- EXERCISE PROMPT
Copy exactly, and only, the lines from the line containing "Read this page and output its text content." through the last line of the records below, both included.

- Data listing
** Begin **

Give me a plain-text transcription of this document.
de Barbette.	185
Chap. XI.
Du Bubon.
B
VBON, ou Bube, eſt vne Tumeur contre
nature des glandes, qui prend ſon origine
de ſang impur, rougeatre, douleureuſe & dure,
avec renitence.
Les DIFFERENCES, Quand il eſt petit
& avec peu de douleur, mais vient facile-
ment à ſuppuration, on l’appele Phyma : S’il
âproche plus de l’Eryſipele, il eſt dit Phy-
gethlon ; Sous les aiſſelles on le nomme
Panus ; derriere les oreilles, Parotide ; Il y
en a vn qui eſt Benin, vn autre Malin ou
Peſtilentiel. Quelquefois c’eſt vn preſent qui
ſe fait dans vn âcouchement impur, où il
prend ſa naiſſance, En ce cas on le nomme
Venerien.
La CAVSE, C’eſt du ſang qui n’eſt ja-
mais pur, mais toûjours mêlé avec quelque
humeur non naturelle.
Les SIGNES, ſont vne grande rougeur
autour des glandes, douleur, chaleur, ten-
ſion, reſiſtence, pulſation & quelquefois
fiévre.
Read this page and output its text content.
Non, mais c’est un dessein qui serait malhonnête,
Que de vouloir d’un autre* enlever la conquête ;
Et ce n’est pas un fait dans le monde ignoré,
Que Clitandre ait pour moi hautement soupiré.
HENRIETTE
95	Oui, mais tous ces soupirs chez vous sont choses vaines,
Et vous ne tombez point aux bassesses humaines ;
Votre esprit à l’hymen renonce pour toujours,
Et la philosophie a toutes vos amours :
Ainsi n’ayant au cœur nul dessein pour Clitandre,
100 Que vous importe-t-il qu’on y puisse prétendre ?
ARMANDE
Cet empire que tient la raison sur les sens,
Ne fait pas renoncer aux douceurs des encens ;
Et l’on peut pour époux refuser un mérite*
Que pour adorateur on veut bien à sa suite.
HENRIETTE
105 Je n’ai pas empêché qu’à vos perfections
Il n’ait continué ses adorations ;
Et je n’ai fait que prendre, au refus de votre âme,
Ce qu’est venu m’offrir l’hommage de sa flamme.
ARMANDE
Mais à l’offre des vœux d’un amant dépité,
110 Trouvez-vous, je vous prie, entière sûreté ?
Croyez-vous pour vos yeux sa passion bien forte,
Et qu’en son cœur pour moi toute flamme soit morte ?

** End **

- ANSWER IN FULL
Read this page and output its text content.
Non, mais c’est un dessein qui serait malhonnête,
Que de vouloir d’un autre* enlever la conquête ;
Et ce n’est pas un fait dans le monde ignoré,
Que Clitandre ait pour moi hautement soupiré.
HENRIETTE
95	Oui, mais tous ces soupirs chez vous sont choses vaines,
Et vous ne tombez point aux bassesses humaines ;
Votre esprit à l’hymen renonce pour toujours,
Et la philosophie a toutes vos amours :
Ainsi n’ayant au cœur nul dessein pour Clitandre,
100 Que vous importe-t-il qu’on y puisse prétendre ?
ARMANDE
Cet empire que tient la raison sur les sens,
Ne fait pas renoncer aux douceurs des encens ;
Et l’on peut pour époux refuser un mérite*
Que pour adorateur on veut bien à sa suite.
HENRIETTE
105 Je n’ai pas empêché qu’à vos perfections
Il n’ait continué ses adorations ;
Et je n’ai fait que prendre, au refus de votre âme,
Ce qu’est venu m’offrir l’hommage de sa flamme.
ARMANDE
Mais à l’offre des vœux d’un amant dépité,
110 Trouvez-vous, je vous prie, entière sûreté ?
Croyez-vous pour vos yeux sa passion bien forte,
Et qu’en son cœur pour moi toute flamme soit morte ?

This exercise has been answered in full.